[START RECORDS SUPPLIED]

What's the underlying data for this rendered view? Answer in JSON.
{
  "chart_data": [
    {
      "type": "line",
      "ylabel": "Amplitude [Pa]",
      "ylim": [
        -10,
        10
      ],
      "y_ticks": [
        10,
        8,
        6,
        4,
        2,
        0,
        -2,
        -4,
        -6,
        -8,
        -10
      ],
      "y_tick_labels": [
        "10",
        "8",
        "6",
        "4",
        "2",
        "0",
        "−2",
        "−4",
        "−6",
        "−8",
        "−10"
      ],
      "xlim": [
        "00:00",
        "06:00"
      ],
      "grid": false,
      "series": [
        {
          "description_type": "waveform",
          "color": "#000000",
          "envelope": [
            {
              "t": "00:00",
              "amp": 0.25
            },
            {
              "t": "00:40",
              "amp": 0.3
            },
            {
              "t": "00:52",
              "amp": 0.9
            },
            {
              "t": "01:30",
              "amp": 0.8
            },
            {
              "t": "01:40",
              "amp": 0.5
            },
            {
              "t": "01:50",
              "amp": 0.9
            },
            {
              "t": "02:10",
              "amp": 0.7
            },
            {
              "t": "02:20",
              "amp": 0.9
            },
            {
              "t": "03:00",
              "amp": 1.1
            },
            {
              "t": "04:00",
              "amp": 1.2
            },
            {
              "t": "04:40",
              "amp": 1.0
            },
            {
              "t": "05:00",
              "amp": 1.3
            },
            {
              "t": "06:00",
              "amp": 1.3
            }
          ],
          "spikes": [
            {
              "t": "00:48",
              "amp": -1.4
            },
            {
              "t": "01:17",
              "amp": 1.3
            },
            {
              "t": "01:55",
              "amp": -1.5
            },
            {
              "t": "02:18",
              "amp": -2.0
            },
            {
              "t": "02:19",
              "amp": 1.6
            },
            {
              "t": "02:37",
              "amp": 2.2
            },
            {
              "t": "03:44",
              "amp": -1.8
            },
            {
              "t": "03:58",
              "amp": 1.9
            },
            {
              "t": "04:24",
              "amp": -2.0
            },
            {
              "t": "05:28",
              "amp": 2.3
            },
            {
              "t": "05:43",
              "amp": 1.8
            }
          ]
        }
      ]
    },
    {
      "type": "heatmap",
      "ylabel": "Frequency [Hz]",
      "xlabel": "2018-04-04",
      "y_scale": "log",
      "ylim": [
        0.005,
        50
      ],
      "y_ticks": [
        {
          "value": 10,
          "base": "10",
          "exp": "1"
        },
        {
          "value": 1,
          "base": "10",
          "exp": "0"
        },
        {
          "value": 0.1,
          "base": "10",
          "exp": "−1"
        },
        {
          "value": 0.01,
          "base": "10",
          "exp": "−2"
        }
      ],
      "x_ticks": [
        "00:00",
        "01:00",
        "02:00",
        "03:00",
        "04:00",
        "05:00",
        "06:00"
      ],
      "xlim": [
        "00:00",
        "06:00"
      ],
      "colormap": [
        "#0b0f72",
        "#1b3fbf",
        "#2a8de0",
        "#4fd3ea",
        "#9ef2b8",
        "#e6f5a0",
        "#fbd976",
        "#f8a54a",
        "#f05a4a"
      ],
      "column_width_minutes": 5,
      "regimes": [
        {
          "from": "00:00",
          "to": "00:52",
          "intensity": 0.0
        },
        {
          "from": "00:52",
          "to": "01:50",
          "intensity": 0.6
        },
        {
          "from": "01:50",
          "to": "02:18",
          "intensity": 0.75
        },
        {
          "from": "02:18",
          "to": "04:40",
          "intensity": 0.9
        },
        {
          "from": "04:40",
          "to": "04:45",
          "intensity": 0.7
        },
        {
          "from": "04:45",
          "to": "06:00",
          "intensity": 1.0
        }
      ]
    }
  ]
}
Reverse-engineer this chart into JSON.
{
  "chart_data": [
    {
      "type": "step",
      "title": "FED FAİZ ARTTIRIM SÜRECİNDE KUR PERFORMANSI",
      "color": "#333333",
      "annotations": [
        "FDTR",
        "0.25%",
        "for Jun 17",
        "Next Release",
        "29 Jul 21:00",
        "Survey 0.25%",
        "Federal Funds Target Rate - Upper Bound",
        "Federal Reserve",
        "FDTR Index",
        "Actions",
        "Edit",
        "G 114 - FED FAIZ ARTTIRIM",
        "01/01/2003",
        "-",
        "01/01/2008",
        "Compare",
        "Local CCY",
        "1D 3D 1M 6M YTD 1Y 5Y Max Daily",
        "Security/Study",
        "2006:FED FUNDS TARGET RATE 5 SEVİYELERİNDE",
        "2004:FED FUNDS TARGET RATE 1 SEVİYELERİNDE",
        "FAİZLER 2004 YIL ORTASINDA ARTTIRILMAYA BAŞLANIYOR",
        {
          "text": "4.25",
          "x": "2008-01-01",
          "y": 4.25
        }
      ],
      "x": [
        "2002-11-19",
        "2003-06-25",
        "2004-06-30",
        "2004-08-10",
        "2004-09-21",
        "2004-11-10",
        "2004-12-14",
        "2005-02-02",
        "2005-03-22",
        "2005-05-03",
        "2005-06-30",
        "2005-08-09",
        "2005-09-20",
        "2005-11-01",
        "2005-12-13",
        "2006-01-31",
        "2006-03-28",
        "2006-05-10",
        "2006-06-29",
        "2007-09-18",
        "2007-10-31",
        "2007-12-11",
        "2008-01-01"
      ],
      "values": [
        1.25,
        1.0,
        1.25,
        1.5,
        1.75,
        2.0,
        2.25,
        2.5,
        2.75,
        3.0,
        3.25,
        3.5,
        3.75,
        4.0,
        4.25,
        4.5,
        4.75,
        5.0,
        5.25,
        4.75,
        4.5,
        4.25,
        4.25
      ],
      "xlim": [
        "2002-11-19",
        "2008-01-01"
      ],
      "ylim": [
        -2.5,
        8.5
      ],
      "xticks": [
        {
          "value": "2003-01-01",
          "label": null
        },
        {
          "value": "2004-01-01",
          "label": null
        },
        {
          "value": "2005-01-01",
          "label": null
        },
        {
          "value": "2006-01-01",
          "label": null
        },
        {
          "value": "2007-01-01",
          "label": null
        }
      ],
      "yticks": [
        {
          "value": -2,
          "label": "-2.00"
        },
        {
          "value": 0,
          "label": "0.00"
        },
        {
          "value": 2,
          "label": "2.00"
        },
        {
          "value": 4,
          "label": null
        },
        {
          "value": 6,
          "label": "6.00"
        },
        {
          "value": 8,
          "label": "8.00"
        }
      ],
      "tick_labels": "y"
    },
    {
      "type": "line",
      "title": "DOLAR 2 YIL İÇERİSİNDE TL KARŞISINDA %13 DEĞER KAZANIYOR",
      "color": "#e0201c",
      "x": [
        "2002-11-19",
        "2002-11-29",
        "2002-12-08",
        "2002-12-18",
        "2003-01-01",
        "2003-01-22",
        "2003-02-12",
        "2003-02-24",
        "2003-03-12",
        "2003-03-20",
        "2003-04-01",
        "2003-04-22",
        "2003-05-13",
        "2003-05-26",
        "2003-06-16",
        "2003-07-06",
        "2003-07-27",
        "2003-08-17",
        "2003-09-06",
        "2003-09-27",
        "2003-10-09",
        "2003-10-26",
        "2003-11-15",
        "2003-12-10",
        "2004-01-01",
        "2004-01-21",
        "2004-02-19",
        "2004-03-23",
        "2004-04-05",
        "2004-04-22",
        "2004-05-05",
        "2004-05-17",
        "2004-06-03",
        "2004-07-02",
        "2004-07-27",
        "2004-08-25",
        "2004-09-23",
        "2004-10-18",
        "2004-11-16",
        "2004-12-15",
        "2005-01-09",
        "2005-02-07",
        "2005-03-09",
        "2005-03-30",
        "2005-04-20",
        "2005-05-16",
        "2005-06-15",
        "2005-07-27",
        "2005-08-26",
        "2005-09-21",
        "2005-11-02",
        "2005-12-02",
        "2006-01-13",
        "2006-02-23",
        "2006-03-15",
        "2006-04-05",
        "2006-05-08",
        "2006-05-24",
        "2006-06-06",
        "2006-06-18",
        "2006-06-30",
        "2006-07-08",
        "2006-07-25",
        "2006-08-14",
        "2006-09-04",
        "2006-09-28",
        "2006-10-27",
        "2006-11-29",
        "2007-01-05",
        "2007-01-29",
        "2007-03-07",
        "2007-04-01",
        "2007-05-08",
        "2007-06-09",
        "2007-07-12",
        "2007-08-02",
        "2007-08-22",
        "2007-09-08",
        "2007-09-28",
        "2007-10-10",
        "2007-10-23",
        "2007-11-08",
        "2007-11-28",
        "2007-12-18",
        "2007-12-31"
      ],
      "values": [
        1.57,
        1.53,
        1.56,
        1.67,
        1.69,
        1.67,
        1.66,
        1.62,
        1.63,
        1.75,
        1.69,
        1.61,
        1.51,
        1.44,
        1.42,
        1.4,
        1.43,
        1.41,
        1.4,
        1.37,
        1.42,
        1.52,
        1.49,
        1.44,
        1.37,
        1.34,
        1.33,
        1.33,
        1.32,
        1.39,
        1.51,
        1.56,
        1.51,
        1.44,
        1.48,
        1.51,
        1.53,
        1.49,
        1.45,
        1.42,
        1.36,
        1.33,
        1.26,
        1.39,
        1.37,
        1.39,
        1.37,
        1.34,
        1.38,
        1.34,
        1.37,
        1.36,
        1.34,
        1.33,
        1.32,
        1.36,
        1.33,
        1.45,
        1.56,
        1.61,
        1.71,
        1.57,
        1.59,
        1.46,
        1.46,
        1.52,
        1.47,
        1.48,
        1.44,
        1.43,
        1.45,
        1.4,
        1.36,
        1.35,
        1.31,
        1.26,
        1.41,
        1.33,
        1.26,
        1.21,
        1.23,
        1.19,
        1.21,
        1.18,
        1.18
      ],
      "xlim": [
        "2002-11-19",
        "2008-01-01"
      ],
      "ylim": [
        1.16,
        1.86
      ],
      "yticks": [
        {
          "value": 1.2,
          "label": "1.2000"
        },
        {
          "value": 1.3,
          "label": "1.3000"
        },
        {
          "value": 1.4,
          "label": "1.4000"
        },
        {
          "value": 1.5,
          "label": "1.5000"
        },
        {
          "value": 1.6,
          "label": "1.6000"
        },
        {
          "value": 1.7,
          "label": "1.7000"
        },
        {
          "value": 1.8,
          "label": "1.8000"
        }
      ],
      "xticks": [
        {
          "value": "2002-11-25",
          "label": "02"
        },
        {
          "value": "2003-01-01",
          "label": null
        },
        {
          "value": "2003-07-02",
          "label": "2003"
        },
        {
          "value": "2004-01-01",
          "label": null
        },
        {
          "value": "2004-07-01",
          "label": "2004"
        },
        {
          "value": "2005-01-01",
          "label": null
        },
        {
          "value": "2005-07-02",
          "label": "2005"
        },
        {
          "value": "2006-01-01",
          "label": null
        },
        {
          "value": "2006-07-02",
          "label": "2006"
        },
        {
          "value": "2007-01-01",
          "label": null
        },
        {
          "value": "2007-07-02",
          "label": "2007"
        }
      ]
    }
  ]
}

[END RECORDS SUPPLIED]

* [GIVEN INSTRUCTION]:
Each line that has the word "this" should be copied.

* [WRITTEN ANSWER]:
What's the underlying data for this rendered view? Answer in JSON.
Reverse-engineer this chart into JSON.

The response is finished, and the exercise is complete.